_TASK TO COMPLETE_
Print all the entries verbatim.

_RAW RECORDS_
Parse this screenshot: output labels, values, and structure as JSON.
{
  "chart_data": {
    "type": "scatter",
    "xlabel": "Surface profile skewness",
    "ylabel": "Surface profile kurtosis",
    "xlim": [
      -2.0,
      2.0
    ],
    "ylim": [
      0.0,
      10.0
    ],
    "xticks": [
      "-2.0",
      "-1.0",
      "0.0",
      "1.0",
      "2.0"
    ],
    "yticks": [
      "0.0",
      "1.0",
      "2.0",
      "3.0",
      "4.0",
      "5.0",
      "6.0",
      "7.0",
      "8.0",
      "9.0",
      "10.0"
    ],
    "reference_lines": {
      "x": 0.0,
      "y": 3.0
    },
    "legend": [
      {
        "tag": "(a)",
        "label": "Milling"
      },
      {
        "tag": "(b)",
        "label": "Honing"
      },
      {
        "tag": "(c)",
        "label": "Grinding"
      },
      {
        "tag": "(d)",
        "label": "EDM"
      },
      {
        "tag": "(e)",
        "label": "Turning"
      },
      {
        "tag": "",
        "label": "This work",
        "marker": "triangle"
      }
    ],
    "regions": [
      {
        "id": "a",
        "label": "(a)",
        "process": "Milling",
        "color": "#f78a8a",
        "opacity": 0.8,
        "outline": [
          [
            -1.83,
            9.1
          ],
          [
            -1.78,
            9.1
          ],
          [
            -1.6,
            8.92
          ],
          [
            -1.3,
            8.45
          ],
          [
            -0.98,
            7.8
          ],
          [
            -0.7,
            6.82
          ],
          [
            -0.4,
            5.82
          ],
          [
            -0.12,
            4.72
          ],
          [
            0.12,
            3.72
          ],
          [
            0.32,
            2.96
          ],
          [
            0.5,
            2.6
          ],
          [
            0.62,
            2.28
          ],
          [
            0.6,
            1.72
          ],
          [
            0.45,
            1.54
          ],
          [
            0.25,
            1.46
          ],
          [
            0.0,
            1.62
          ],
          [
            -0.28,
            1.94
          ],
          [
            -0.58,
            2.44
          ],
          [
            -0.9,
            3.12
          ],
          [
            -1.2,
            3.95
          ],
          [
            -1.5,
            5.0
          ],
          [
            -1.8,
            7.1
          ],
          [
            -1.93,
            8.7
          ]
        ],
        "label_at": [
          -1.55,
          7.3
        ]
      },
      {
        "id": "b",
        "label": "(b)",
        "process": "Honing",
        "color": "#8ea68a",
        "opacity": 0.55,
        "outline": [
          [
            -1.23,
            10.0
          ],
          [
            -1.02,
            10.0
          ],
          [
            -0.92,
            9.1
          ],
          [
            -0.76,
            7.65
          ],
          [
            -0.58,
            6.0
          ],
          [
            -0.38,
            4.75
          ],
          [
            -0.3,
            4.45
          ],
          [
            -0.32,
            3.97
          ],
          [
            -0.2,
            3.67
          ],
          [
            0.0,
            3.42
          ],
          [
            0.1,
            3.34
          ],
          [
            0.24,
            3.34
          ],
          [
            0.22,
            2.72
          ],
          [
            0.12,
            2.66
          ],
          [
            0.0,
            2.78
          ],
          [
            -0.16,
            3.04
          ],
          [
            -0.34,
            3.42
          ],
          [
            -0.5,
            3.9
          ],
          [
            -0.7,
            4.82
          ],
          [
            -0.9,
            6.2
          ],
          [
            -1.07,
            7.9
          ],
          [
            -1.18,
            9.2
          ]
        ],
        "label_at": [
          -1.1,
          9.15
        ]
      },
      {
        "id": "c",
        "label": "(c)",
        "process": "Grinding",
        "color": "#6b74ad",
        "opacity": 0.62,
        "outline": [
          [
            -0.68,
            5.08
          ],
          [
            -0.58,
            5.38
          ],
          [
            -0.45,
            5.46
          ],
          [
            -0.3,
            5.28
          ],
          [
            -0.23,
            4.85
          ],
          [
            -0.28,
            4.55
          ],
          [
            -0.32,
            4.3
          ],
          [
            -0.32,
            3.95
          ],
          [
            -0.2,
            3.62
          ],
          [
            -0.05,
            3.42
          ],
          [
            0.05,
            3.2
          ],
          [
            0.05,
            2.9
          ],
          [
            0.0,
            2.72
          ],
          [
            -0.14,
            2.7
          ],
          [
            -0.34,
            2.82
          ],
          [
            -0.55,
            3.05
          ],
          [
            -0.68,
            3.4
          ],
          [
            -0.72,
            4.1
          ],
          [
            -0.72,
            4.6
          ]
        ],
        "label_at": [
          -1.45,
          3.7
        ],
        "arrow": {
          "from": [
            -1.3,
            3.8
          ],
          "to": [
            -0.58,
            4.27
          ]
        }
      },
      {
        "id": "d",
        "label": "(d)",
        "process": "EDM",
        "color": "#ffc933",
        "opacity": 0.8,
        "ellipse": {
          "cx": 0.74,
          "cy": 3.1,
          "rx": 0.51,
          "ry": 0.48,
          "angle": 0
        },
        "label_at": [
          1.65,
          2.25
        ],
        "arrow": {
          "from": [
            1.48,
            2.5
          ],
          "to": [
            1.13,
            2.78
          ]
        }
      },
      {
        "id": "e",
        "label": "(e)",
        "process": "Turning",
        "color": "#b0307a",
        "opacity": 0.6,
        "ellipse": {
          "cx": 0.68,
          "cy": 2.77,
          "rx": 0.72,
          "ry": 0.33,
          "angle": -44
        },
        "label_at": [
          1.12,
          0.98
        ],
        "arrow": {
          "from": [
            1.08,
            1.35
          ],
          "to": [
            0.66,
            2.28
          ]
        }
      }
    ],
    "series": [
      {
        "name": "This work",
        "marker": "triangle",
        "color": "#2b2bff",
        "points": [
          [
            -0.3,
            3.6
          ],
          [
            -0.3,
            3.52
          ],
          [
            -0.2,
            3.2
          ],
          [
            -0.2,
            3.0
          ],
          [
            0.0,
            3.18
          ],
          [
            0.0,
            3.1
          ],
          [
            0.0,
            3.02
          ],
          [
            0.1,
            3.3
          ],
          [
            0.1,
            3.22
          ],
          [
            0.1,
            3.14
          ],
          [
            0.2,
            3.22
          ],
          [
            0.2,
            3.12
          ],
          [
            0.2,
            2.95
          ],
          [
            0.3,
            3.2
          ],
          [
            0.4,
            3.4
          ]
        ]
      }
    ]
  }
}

_SOLUTION_
Parse this screenshot: output labels, values, and structure as JSON.
{
  "chart_data": {
    "type": "scatter",
    "xlabel": "Surface profile skewness",
    "ylabel": "Surface profile kurtosis",
    "xlim": [
      -2.0,
      2.0
    ],
    "ylim": [
      0.0,
      10.0
    ],
    "xticks": [
      "-2.0",
      "-1.0",
      "0.0",
      "1.0",
      "2.0"
    ],
    "yticks": [
      "0.0",
      "1.0",
      "2.0",
      "3.0",
      "4.0",
      "5.0",
      "6.0",
      "7.0",
      "8.0",
      "9.0",
      "10.0"
    ],
    "reference_lines": {
      "x": 0.0,
      "y": 3.0
    },
    "legend": [
      {
        "tag": "(a)",
        "label": "Milling"
      },
      {
        "tag": "(b)",
        "label": "Honing"
      },
      {
        "tag": "(c)",
        "label": "Grinding"
      },
      {
        "tag": "(d)",
        "label": "EDM"
      },
      {
        "tag": "(e)",
        "label": "Turning"
      },
      {
        "tag": "",
        "label": "This work",
        "marker": "triangle"
      }
    ],
    "regions": [
      {
        "id": "a",
        "label": "(a)",
        "process": "Milling",
        "color": "#f78a8a",
        "opacity": 0.8,
        "outline": [
          [
            -1.83,
            9.1
          ],
          [
            -1.78,
            9.1
          ],
          [
            -1.6,
            8.92
          ],
          [
            -1.3,
            8.45
          ],
          [
            -0.98,
            7.8
          ],
          [
            -0.7,
            6.82
          ],
          [
            -0.4,
            5.82
          ],
          [
            -0.12,
            4.72
          ],
          [
            0.12,
            3.72
          ],
          [
            0.32,
            2.96
          ],
          [
            0.5,
            2.6
          ],
          [
            0.62,
            2.28
          ],
          [
            0.6,
            1.72
          ],
          [
            0.45,
            1.54
          ],
          [
            0.25,
            1.46
          ],
          [
            0.0,
            1.62
          ],
          [
            -0.28,
            1.94
          ],
          [
            -0.58,
            2.44
          ],
          [
            -0.9,
            3.12
          ],
          [
            -1.2,
            3.95
          ],
          [
            -1.5,
            5.0
          ],
          [
            -1.8,
            7.1
          ],
          [
            -1.93,
            8.7
          ]
        ],
        "label_at": [
          -1.55,
          7.3
        ]
      },
      {
        "id": "b",
        "label": "(b)",
        "process": "Honing",
        "color": "#8ea68a",
        "opacity": 0.55,
        "outline": [
          [
            -1.23,
            10.0
          ],
          [
            -1.02,
            10.0
          ],
          [
            -0.92,
            9.1
          ],
          [
            -0.76,
            7.65
          ],
          [
            -0.58,
            6.0
          ],
          [
            -0.38,
            4.75
          ],
          [
            -0.3,
            4.45
          ],
          [
            -0.32,
            3.97
          ],
          [
            -0.2,
            3.67
          ],
          [
            0.0,
            3.42
          ],
          [
            0.1,
            3.34
          ],
          [
            0.24,
            3.34
          ],
          [
            0.22,
            2.72
          ],
          [
            0.12,
            2.66
          ],
          [
            0.0,
            2.78
          ],
          [
            -0.16,
            3.04
          ],
          [
            -0.34,
            3.42
          ],
          [
            -0.5,
            3.9
          ],
          [
            -0.7,
            4.82
          ],
          [
            -0.9,
            6.2
          ],
          [
            -1.07,
            7.9
          ],
          [
            -1.18,
            9.2
          ]
        ],
        "label_at": [
          -1.1,
          9.15
        ]
      },
      {
        "id": "c",
        "label": "(c)",
        "process": "Grinding",
        "color": "#6b74ad",
        "opacity": 0.62,
        "outline": [
          [
            -0.68,
            5.08
          ],
          [
            -0.58,
            5.38
          ],
          [
            -0.45,
            5.46
          ],
          [
            -0.3,
            5.28
          ],
          [
            -0.23,
            4.85
          ],
          [
            -0.28,
            4.55
          ],
          [
            -0.32,
            4.3
          ],
          [
            -0.32,
            3.95
          ],
          [
            -0.2,
            3.62
          ],
          [
            -0.05,
            3.42
          ],
          [
            0.05,
            3.2
          ],
          [
            0.05,
            2.9
          ],
          [
            0.0,
            2.72
          ],
          [
            -0.14,
            2.7
          ],
          [
            -0.34,
            2.82
          ],
          [
            -0.55,
            3.05
          ],
          [
            -0.68,
            3.4
          ],
          [
            -0.72,
            4.1
          ],
          [
            -0.72,
            4.6
          ]
        ],
        "label_at": [
          -1.45,
          3.7
        ],
        "arrow": {
          "from": [
            -1.3,
            3.8
          ],
          "to": [
            -0.58,
            4.27
          ]
        }
      },
      {
        "id": "d",
        "label": "(d)",
        "process": "EDM",
        "color": "#ffc933",
        "opacity": 0.8,
        "ellipse": {
          "cx": 0.74,
          "cy": 3.1,
          "rx": 0.51,
          "ry": 0.48,
          "angle": 0
        },
        "label_at": [
          1.65,
          2.25
        ],
        "arrow": {
          "from": [
            1.48,
            2.5
          ],
          "to": [
            1.13,
            2.78
          ]
        }
      },
      {
        "id": "e",
        "label": "(e)",
        "process": "Turning",
        "color": "#b0307a",
        "opacity": 0.6,
        "ellipse": {
          "cx": 0.68,
          "cy": 2.77,
          "rx": 0.72,
          "ry": 0.33,
          "angle": -44
        },
        "label_at": [
          1.12,
          0.98
        ],
        "arrow": {
          "from": [
            1.08,
            1.35
          ],
          "to": [
            0.66,
            2.28
          ]
        }
      }
    ],
    "series": [
      {
        "name": "This work",
        "marker": "triangle",
        "color": "#2b2bff",
        "points": [
          [
            -0.3,
            3.6
          ],
          [
            -0.3,
            3.52
          ],
          [
            -0.2,
            3.2
          ],
          [
            -0.2,
            3.0
          ],
          [
            0.0,
            3.18
          ],
          [
            0.0,
            3.1
          ],
          [
            0.0,
            3.02
          ],
          [
            0.1,
            3.3
          ],
          [
            0.1,
            3.22
          ],
          [
            0.1,
            3.14
          ],
          [
            0.2,
            3.22
          ],
          [
            0.2,
            3.12
          ],
          [
            0.2,
            2.95
          ],
          [
            0.3,
            3.2
          ],
          [
            0.4,
            3.4
          ]
        ]
      }
    ]
  }
}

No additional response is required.